**Direction 1**
In the Marimo notebook guide, what command launches Marimo with DataSpoc Lens?
**Direction 2**
Echo the rows word for word, starting at the first line of the rows and ending at the line that contains "new-icon[interactable]: [6, 83, 15, 93]".

**Document excerpt**
========================================

Think of it as a spreadsheet for Python: change a cell, everything downstream updates.

Quick Start

Launch Marimo with DataSpoc Lens:

dataspoc-lens notebook --marimo

This starts a Marimo server pre-configured with a DuckDB connection to your data lake. All your buckets and tables are available immediately.

Alternatively, install and launch manually:

pip install marimo dataspoc-lens
marimo edit

Cell 1: Connect to Your Data Lake

import marimo as mo
from dataspoc_lens import LensClient

lens = LensClient()
tables = lens.tables()
mo.md(f"**Connected.** {len(tables)} tables available.")

Output: Connected. 12 tables available.

Cell 2: Interactive Table Selector

table_dropdown = mo.ui.dropdown(
    options=tables,
    label="Select a table",
)
table_dropdown

This renders a dropdown in the notebook. When you select a different table, every cell that references table_dropdown re-executes automatically.

Cell 3: Show Schema (Reactive)

# This cell re-runs whenever table_dropdown.value changes
selected = table_dropdown.value
if selected:
    schema = lens.schema(selected)
    schema_table = mo.ui.table(
        [{"Column": c["name"], "Type": c["type"]} for c in schema],
        label=f"Schema: {selected}",
    )
    schema_table

Select “raw.orders” from the dropdown — this cell instantly shows the columns. Select “raw.customers” — it updates. No re-run button needed.

Cell 4: Dynamic Query with Filters

# Build a query based on the selected table
if selected:
    limit_slider = mo.ui.slider(
        start=10, stop=1000, step=10, value=100,
        label="Row limit",
    )
    mo.hstack([limit_slider])

========================================

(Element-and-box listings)

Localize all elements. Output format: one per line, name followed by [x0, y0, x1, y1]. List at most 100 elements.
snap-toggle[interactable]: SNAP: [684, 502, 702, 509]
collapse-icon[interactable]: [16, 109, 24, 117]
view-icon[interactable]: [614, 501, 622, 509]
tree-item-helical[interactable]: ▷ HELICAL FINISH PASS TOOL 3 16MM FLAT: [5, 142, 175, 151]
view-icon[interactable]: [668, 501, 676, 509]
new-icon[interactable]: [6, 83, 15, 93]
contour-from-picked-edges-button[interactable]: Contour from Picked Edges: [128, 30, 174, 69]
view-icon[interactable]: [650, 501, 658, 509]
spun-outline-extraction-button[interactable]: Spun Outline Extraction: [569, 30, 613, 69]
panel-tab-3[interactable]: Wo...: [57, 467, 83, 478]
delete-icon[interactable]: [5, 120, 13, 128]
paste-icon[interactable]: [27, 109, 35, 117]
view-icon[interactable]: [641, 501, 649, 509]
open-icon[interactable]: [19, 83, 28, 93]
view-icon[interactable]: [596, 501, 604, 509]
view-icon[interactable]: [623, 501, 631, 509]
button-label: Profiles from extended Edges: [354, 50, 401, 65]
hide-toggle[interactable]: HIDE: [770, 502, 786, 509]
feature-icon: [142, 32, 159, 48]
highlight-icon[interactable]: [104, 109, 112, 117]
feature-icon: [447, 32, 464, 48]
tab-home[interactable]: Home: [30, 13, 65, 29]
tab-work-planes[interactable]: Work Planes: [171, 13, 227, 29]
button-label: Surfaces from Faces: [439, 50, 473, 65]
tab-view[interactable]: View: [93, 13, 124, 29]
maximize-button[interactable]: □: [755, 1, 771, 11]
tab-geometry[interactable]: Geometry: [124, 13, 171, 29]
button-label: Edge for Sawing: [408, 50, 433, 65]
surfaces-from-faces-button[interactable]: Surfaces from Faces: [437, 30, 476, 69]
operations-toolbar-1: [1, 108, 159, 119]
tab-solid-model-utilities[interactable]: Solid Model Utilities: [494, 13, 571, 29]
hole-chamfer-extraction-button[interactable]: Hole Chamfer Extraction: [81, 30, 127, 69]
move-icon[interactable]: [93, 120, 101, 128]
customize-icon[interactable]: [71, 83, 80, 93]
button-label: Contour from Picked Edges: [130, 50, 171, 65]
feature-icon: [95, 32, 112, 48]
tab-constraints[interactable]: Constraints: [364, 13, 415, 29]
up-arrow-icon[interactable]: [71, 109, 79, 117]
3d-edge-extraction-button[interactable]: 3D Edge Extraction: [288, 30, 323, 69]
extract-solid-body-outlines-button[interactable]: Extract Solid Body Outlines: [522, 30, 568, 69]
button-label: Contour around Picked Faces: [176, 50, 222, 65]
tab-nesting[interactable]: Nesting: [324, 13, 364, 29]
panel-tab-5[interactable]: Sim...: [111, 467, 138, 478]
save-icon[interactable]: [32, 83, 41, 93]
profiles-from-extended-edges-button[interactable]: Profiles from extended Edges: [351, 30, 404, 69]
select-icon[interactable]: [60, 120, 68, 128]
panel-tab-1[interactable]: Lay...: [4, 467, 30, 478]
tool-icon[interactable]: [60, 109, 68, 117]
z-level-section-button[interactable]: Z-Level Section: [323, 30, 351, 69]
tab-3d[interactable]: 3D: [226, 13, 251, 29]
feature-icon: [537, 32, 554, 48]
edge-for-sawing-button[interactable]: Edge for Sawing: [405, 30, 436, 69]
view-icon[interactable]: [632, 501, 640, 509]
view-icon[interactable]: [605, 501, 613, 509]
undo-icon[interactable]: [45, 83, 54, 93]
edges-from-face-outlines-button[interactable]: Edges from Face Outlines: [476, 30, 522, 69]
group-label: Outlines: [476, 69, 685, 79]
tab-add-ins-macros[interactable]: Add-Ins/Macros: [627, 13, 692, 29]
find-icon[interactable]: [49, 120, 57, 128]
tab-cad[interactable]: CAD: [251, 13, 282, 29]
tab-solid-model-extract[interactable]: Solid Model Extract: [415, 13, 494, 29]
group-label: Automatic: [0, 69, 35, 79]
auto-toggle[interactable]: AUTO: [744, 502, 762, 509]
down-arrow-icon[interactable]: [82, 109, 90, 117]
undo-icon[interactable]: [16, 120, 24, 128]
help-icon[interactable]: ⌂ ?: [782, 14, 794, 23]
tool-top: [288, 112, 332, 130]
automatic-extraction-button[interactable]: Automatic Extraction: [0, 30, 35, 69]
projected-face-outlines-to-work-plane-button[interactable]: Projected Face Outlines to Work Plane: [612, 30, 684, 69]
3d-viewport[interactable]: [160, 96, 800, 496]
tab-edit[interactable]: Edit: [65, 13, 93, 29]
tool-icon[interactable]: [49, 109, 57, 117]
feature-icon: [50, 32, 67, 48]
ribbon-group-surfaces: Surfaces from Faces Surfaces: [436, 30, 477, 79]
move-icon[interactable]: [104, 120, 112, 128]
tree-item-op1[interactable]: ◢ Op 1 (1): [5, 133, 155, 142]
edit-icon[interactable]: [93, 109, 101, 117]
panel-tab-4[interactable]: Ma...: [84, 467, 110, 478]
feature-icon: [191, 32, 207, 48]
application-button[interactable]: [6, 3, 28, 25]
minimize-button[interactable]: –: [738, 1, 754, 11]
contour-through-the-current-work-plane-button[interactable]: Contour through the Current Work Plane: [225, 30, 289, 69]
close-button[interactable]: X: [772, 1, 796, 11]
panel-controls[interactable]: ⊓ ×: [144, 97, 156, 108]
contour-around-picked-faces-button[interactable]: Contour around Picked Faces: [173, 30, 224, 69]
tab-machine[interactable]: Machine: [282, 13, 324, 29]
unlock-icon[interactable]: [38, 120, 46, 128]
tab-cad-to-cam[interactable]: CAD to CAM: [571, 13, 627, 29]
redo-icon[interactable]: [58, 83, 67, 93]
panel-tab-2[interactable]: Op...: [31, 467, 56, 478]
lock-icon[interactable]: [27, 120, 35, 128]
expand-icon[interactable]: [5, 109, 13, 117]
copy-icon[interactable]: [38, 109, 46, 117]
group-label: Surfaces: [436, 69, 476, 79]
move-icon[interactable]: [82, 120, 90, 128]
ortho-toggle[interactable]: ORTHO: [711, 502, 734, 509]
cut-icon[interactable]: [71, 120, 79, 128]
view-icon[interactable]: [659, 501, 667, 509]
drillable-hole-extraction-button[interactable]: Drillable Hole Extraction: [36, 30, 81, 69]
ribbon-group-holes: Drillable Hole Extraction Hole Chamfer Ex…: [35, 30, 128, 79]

========================================

**Final answer 1**
dataspoc-lens notebook --marimo

**Final answer 2**
Localize all elements. Output format: one per line, name followed by [x0, y0, x1, y1]. List at most 100 elements.
snap-toggle[interactable]: SNAP: [684, 502, 702, 509]
collapse-icon[interactable]: [16, 109, 24, 117]
view-icon[interactable]: [614, 501, 622, 509]
tree-item-helical[interactable]: ▷ HELICAL FINISH PASS TOOL 3 16MM FLAT: [5, 142, 175, 151]
view-icon[interactable]: [668, 501, 676, 509]
new-icon[interactable]: [6, 83, 15, 93]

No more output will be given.